WHAT THE TASK REQUIRES:
Filter the entries below, keeping only lines with the word "Digitális".

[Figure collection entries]
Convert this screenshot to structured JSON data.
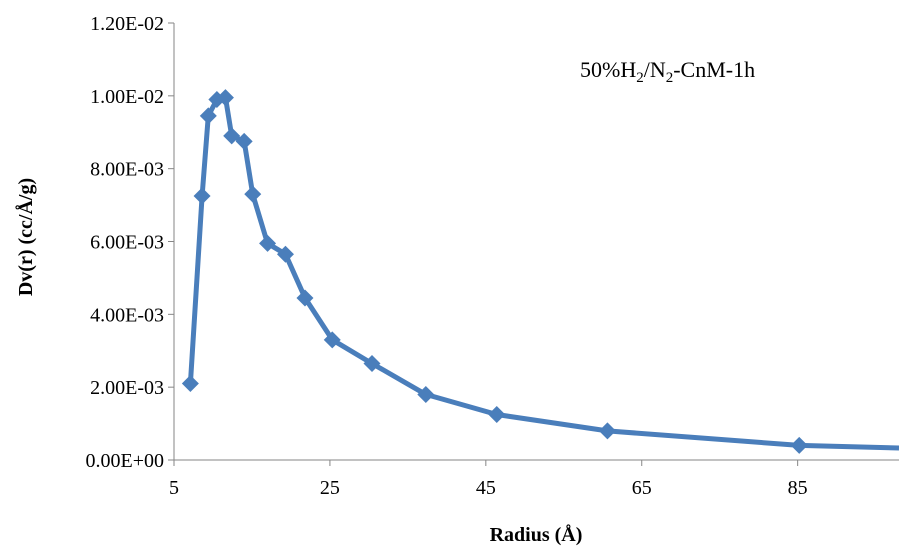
{
  "chart_data": {
    "type": "scatter",
    "annotation": {
      "prefix": "50%H",
      "sub1": "2",
      "mid": "/N",
      "sub2": "2",
      "suffix": "-CnM-1h"
    },
    "xlabel": "Radius (Å)",
    "ylabel": "Dv(r) (cc/Å/g)",
    "xlim": [
      5,
      98
    ],
    "ylim": [
      0,
      0.012
    ],
    "x_ticks": [
      "5",
      "25",
      "45",
      "65",
      "85"
    ],
    "x_tick_values": [
      5,
      25,
      45,
      65,
      85
    ],
    "y_ticks": [
      "0.00E+00",
      "2.00E-03",
      "4.00E-03",
      "6.00E-03",
      "8.00E-03",
      "1.00E-02",
      "1.20E-02"
    ],
    "y_tick_values": [
      0,
      0.002,
      0.004,
      0.006,
      0.008,
      0.01,
      0.012
    ],
    "color": "#4a7ebb",
    "series": [
      {
        "markers": "diamond",
        "points": [
          [
            7.1,
            0.0021
          ],
          [
            8.6,
            0.00725
          ],
          [
            9.4,
            0.00945
          ],
          [
            10.5,
            0.0099
          ],
          [
            11.6,
            0.00995
          ],
          [
            12.4,
            0.0089
          ],
          [
            14.0,
            0.00875
          ],
          [
            15.1,
            0.0073
          ],
          [
            17.0,
            0.00595
          ],
          [
            19.3,
            0.00565
          ],
          [
            21.8,
            0.00445
          ],
          [
            25.3,
            0.0033
          ],
          [
            30.4,
            0.00265
          ],
          [
            37.3,
            0.0018
          ],
          [
            46.4,
            0.00125
          ],
          [
            60.6,
            0.0008
          ],
          [
            85.2,
            0.0004
          ],
          [
            98.0,
            0.00033
          ]
        ]
      }
    ]
  }
}
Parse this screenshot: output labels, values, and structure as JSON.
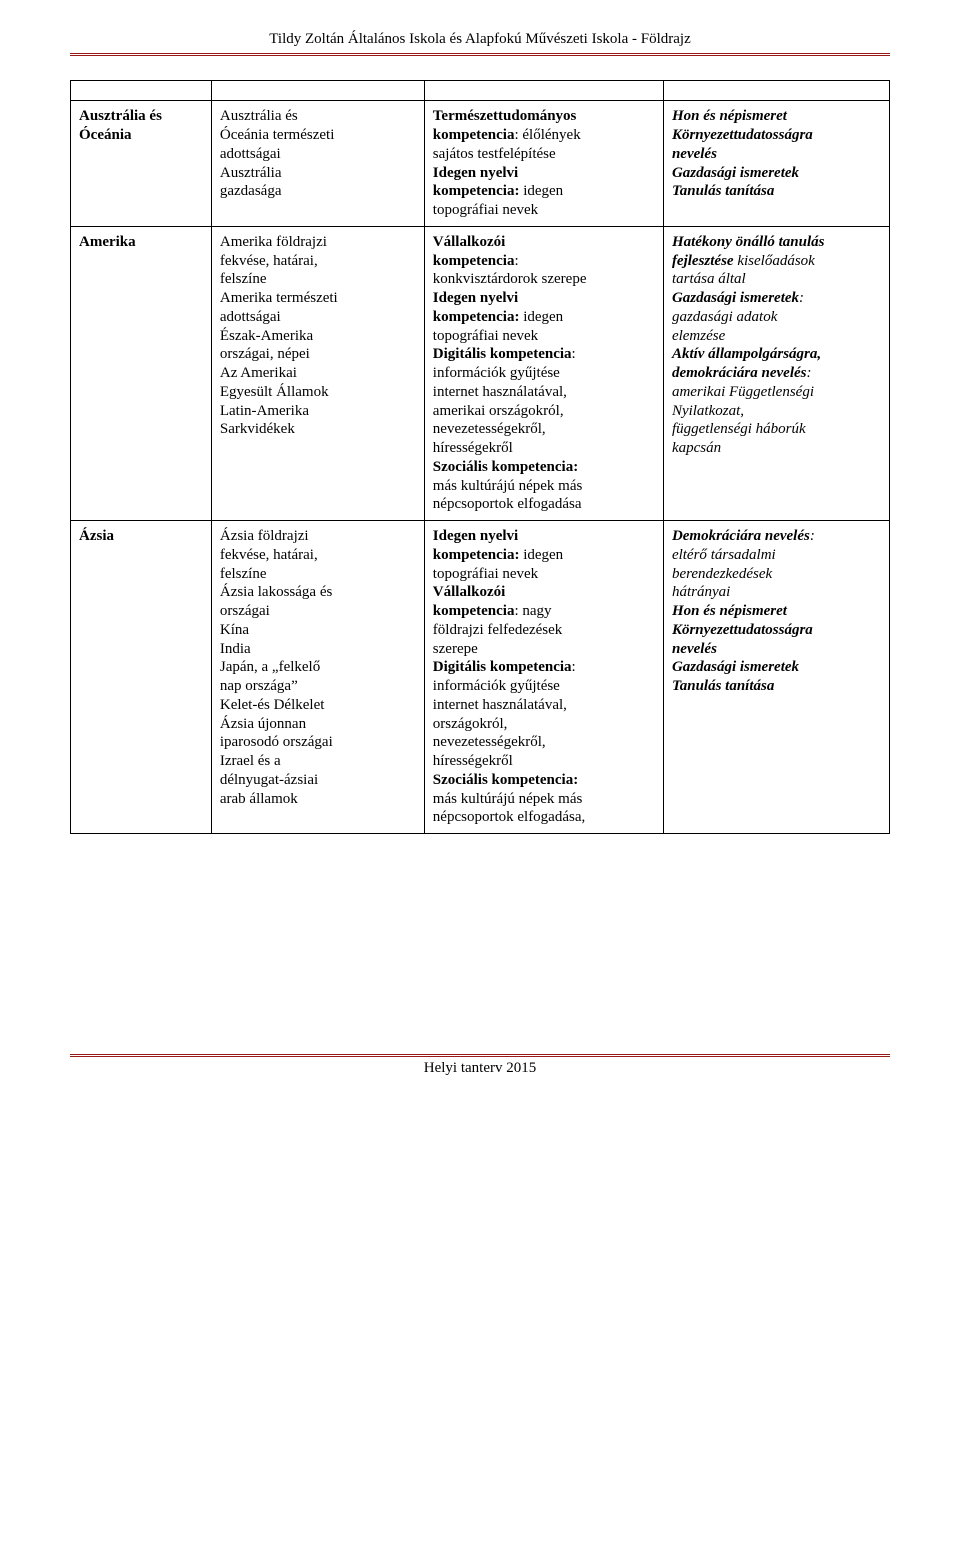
{
  "header": "Tildy Zoltán Általános Iskola és Alapfokú Művészeti Iskola - Földrajz",
  "footer": "Helyi tanterv 2015",
  "rows": {
    "r1": {
      "c1_title": "Ausztrália és Óceánia",
      "c2_lines": [
        "Ausztrália és",
        "Óceánia természeti",
        "adottságai",
        "Ausztrália",
        "gazdasága"
      ],
      "c3": {
        "l1": "Természettudományos",
        "l2a": "kompetencia",
        "l2b": ": élőlények",
        "l3": "sajátos testfelépítése",
        "l4": "Idegen nyelvi",
        "l5a": "kompetencia:",
        "l5b": " idegen",
        "l6": "topográfiai nevek"
      },
      "c4_lines": [
        "Hon és népismeret",
        "Környezettudatosságra",
        "nevelés",
        "Gazdasági ismeretek",
        "Tanulás tanítása"
      ]
    },
    "r2": {
      "c1_title": "Amerika",
      "c2_lines": [
        "Amerika földrajzi",
        "fekvése, határai,",
        "felszíne",
        "Amerika természeti",
        "adottságai",
        "Észak-Amerika",
        "országai, népei",
        "Az Amerikai",
        "Egyesült Államok",
        "Latin-Amerika",
        "Sarkvidékek"
      ],
      "c3": {
        "l1": "Vállalkozói",
        "l2a": "kompetencia",
        "l2b": ":",
        "l3": "konkvisztárdorok szerepe",
        "l4": "Idegen nyelvi",
        "l5a": "kompetencia:",
        "l5b": " idegen",
        "l6": "topográfiai nevek",
        "l7a": "Digitális kompetencia",
        "l7b": ":",
        "l8": "információk gyűjtése",
        "l9": "internet használatával,",
        "l10": "amerikai országokról,",
        "l11": "nevezetességekről,",
        "l12": "hírességekről",
        "l13": "Szociális kompetencia:",
        "l14": "más kultúrájú népek más",
        "l15": "népcsoportok elfogadása"
      },
      "c4": {
        "l1": "Hatékony önálló tanulás",
        "l2a": "fejlesztése",
        "l2b": "kiselőadások",
        "l3": "tartása által",
        "l4a": "Gazdasági",
        "l4b": "ismeretek",
        "l5a": "gazdasági",
        "l5b": "adatok",
        "l6": "elemzése",
        "l7": "Aktív állampolgárságra,",
        "l8a": "demokráciára",
        "l8b": "nevelés",
        "l9a": "amerikai",
        "l9b": "Függetlenségi",
        "l10": "Nyilatkozat,",
        "l11a": "függetlenségi",
        "l11b": "háborúk",
        "l12": "kapcsán"
      }
    },
    "r3": {
      "c1_title": "Ázsia",
      "c2_lines": [
        "Ázsia földrajzi",
        "fekvése, határai,",
        "felszíne",
        "Ázsia lakossága és",
        "országai",
        "Kína",
        "India",
        "Japán, a „felkelő",
        "nap országa”",
        "Kelet-és Délkelet",
        "Ázsia újonnan",
        "iparosodó országai",
        "Izrael és a",
        "délnyugat-ázsiai",
        "arab államok"
      ],
      "c3": {
        "l1": "Idegen nyelvi",
        "l2a": "kompetencia:",
        "l2b": " idegen",
        "l3": "topográfiai nevek",
        "l4": "Vállalkozói",
        "l5a": "kompetencia",
        "l5b": ": nagy",
        "l6": "földrajzi felfedezések",
        "l7": "szerepe",
        "l8a": "Digitális kompetencia",
        "l8b": ":",
        "l9": "információk gyűjtése",
        "l10": "internet használatával,",
        "l11": "országokról,",
        "l12": "nevezetességekről,",
        "l13": "hírességekről",
        "l14": "Szociális kompetencia:",
        "l15": "más kultúrájú népek más",
        "l16": "népcsoportok elfogadása,"
      },
      "c4": {
        "l1a": "Demokráciára",
        "l1b": "nevelés",
        "l2a": "eltérő",
        "l2b": "társadalmi",
        "l3": "berendezkedések",
        "l4": "hátrányai",
        "l5": "Hon és népismeret",
        "l6": "Környezettudatosságra",
        "l7": "nevelés",
        "l8": "Gazdasági ismeretek",
        "l9": "Tanulás tanítása"
      }
    }
  }
}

THE ANSWER:
        "l7a": "Digitális kompetencia",
        "l8a": "Digitális kompetencia",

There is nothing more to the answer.